* Description of the task *
It is required that all of the data be written out exactly.

* Supplied data *

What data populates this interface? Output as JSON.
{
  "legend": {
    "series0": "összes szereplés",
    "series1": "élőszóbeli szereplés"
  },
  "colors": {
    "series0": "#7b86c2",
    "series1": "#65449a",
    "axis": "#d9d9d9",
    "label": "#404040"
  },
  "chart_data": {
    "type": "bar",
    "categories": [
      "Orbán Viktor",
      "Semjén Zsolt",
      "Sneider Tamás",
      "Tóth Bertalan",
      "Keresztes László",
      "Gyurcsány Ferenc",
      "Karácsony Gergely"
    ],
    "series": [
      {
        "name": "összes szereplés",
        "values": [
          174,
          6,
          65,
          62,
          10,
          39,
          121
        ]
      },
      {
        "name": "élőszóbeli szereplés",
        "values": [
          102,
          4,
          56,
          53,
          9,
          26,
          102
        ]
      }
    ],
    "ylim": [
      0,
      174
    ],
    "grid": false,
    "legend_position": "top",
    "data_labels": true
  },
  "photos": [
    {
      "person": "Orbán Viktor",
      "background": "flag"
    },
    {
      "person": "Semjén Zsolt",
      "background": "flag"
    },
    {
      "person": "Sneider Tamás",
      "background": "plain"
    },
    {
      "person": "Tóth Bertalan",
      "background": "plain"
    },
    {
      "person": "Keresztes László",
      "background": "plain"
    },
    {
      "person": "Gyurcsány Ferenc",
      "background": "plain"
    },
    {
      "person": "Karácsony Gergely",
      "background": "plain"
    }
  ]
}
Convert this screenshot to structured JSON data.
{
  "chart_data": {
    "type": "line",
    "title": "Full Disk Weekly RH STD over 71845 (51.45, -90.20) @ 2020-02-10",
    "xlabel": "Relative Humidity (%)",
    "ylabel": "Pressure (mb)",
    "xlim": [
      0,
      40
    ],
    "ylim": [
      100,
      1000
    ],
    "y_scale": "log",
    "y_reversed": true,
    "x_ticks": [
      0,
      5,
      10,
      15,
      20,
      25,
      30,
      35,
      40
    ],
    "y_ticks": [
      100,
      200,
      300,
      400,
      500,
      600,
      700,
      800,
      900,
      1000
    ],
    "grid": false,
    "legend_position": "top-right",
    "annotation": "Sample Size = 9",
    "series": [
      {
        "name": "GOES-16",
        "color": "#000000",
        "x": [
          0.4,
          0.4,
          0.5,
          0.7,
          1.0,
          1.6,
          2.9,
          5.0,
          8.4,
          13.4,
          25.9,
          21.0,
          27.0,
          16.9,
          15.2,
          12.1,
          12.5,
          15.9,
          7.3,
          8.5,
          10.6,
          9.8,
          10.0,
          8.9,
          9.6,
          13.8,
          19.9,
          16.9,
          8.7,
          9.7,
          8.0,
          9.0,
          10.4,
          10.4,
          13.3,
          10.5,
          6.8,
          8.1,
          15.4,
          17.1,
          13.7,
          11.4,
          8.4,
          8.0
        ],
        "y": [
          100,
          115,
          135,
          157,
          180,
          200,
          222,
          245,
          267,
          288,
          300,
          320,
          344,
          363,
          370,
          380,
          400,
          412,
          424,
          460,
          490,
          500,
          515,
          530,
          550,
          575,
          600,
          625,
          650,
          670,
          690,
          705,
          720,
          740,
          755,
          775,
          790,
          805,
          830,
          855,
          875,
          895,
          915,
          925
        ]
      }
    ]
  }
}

* Answer for this exercise *
What data populates this interface? Output as JSON.
{
  "legend": {
    "series0": "összes szereplés",
    "series1": "élőszóbeli szereplés"
  },
  "colors": {
    "series0": "#7b86c2",
    "series1": "#65449a",
    "axis": "#d9d9d9",
    "label": "#404040"
  },
  "chart_data": {
    "type": "bar",
    "categories": [
      "Orbán Viktor",
      "Semjén Zsolt",
      "Sneider Tamás",
      "Tóth Bertalan",
      "Keresztes László",
      "Gyurcsány Ferenc",
      "Karácsony Gergely"
    ],
    "series": [
      {
        "name": "összes szereplés",
        "values": [
          174,
          6,
          65,
          62,
          10,
          39,
          121
        ]
      },
      {
        "name": "élőszóbeli szereplés",
        "values": [
          102,
          4,
          56,
          53,
          9,
          26,
          102
        ]
      }
    ],
    "ylim": [
      0,
      174
    ],
    "grid": false,
    "legend_position": "top",
    "data_labels": true
  },
  "photos": [
    {
      "person": "Orbán Viktor",
      "background": "flag"
    },
    {
      "person": "Semjén Zsolt",
      "background": "flag"
    },
    {
      "person": "Sneider Tamás",
      "background": "plain"
    },
    {
      "person": "Tóth Bertalan",
      "background": "plain"
    },
    {
      "person": "Keresztes László",
      "background": "plain"
    },
    {
      "person": "Gyurcsány Ferenc",
      "background": "plain"
    },
    {
      "person": "Karácsony Gergely",
      "background": "plain"
    }
  ]
}
Convert this screenshot to structured JSON data.
{
  "chart_data": {
    "type": "line",
    "title": "Full Disk Weekly RH STD over 71845 (51.45, -90.20) @ 2020-02-10",
    "xlabel": "Relative Humidity (%)",
    "ylabel": "Pressure (mb)",
    "xlim": [
      0,
      40
    ],
    "ylim": [
      100,
      1000
    ],
    "y_scale": "log",
    "y_reversed": true,
    "x_ticks": [
      0,
      5,
      10,
      15,
      20,
      25,
      30,
      35,
      40
    ],
    "y_ticks": [
      100,
      200,
      300,
      400,
      500,
      600,
      700,
      800,
      900,
      1000
    ],
    "grid": false,
    "legend_position": "top-right",
    "annotation": "Sample Size = 9",
    "series": [
      {
        "name": "GOES-16",
        "color": "#000000",
        "x": [
          0.4,
          0.4,
          0.5,
          0.7,
          1.0,
          1.6,
          2.9,
          5.0,
          8.4,
          13.4,
          25.9,
          21.0,
          27.0,
          16.9,
          15.2,
          12.1,
          12.5,
          15.9,
          7.3,
          8.5,
          10.6,
          9.8,
          10.0,
          8.9,
          9.6,
          13.8,
          19.9,
          16.9,
          8.7,
          9.7,
          8.0,
          9.0,
          10.4,
          10.4,
          13.3,
          10.5,
          6.8,
          8.1,
          15.4,
          17.1,
          13.7,
          11.4,
          8.4,
          8.0
        ],
        "y": [
          100,
          115,
          135,
          157,
          180,
          200,
          222,
          245,
          267,
          288,
          300,
          320,
          344,
          363,
          370,
          380,
          400,
          412,
          424,
          460,
          490,
          500,
          515,
          530,
          550,
          575,
          600,
          625,
          650,
          670,
          690,
          705,
          720,
          740,
          755,
          775,
          790,
          805,
          830,
          855,
          875,
          895,
          915,
          925
        ]
      }
    ]
  }
}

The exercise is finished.